- GOAL OF THE EXERCISE: Retype every entry word for word.

- ENTRIES SHOWN:

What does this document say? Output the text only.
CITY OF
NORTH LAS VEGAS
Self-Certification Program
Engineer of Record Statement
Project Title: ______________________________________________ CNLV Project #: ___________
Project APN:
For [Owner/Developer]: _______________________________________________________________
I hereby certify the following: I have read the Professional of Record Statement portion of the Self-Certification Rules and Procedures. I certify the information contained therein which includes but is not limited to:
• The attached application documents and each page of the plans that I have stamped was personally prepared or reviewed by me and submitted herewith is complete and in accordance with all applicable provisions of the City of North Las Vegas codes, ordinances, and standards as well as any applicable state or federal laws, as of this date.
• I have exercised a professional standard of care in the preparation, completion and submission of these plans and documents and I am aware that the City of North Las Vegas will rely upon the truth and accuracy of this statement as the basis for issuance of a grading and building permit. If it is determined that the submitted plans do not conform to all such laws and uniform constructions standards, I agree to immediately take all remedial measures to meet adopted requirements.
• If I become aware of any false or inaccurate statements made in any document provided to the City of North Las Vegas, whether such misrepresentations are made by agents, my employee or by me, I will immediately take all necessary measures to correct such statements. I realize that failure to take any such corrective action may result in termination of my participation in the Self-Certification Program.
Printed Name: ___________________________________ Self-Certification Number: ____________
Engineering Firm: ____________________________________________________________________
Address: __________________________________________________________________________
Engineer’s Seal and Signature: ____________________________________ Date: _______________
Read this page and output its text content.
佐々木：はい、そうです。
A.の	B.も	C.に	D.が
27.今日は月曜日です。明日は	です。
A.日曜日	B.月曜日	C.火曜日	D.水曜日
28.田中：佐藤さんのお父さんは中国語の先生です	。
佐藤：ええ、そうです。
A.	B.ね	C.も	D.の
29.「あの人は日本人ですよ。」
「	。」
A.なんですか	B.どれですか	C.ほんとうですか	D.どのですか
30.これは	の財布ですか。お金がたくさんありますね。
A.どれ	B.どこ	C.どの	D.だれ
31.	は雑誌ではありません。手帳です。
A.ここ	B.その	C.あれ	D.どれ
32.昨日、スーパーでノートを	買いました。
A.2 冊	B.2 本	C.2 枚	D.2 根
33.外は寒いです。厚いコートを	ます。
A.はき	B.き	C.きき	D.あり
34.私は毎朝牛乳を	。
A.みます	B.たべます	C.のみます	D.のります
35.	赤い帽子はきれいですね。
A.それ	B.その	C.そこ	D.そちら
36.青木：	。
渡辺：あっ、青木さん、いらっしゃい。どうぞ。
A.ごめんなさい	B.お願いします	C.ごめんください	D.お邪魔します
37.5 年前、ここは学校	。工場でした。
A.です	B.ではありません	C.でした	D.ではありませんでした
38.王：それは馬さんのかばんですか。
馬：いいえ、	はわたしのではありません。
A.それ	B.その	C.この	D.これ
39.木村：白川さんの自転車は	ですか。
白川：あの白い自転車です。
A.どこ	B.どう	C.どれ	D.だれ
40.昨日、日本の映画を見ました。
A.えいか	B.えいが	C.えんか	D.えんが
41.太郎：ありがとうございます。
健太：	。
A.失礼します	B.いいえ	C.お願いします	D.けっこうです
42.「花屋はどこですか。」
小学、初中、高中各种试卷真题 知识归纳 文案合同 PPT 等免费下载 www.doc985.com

- WRITTEN RESPONSE:
What does this document say? Output the text only.
CITY OF
NORTH LAS VEGAS
Self-Certification Program
Engineer of Record Statement
Project Title: ______________________________________________ CNLV Project #: ___________
Project APN:
For [Owner/Developer]: _______________________________________________________________
I hereby certify the following: I have read the Professional of Record Statement portion of the Self-Certification Rules and Procedures. I certify the information contained therein which includes but is not limited to:
• The attached application documents and each page of the plans that I have stamped was personally prepared or reviewed by me and submitted herewith is complete and in accordance with all applicable provisions of the City of North Las Vegas codes, ordinances, and standards as well as any applicable state or federal laws, as of this date.
• I have exercised a professional standard of care in the preparation, completion and submission of these plans and documents and I am aware that the City of North Las Vegas will rely upon the truth and accuracy of this statement as the basis for issuance of a grading and building permit. If it is determined that the submitted plans do not conform to all such laws and uniform constructions standards, I agree to immediately take all remedial measures to meet adopted requirements.
• If I become aware of any false or inaccurate statements made in any document provided to the City of North Las Vegas, whether such misrepresentations are made by agents, my employee or by me, I will immediately take all necessary measures to correct such statements. I realize that failure to take any such corrective action may result in termination of my participation in the Self-Certification Program.
Printed Name: ___________________________________ Self-Certification Number: ____________
Engineering Firm: ____________________________________________________________________
Address: __________________________________________________________________________
Engineer’s Seal and Signature: ____________________________________ Date: _______________
Read this page and output its text content.
佐々木：はい、そうです。
A.の	B.も	C.に	D.が
27.今日は月曜日です。明日は	です。
A.日曜日	B.月曜日	C.火曜日	D.水曜日
28.田中：佐藤さんのお父さんは中国語の先生です	。
佐藤：ええ、そうです。
A.	B.ね	C.も	D.の
29.「あの人は日本人ですよ。」
「	。」
A.なんですか	B.どれですか	C.ほんとうですか	D.どのですか
30.これは	の財布ですか。お金がたくさんありますね。
A.どれ	B.どこ	C.どの	D.だれ
31.	は雑誌ではありません。手帳です。
A.ここ	B.その	C.あれ	D.どれ
32.昨日、スーパーでノートを	買いました。
A.2 冊	B.2 本	C.2 枚	D.2 根
33.外は寒いです。厚いコートを	ます。
A.はき	B.き	C.きき	D.あり
34.私は毎朝牛乳を	。
A.みます	B.たべます	C.のみます	D.のります
35.	赤い帽子はきれいですね。
A.それ	B.その	C.そこ	D.そちら
36.青木：	。
渡辺：あっ、青木さん、いらっしゃい。どうぞ。
A.ごめんなさい	B.お願いします	C.ごめんください	D.お邪魔します
37.5 年前、ここは学校	。工場でした。
A.です	B.ではありません	C.でした	D.ではありませんでした
38.王：それは馬さんのかばんですか。
馬：いいえ、	はわたしのではありません。
A.それ	B.その	C.この	D.これ
39.木村：白川さんの自転車は	ですか。
白川：あの白い自転車です。
A.どこ	B.どう	C.どれ	D.だれ
40.昨日、日本の映画を見ました。
A.えいか	B.えいが	C.えんか	D.えんが
41.太郎：ありがとうございます。
健太：	。
A.失礼します	B.いいえ	C.お願いします	D.けっこうです
42.「花屋はどこですか。」
小学、初中、高中各种试卷真题 知识归纳 文案合同 PPT 等免费下载 www.doc985.com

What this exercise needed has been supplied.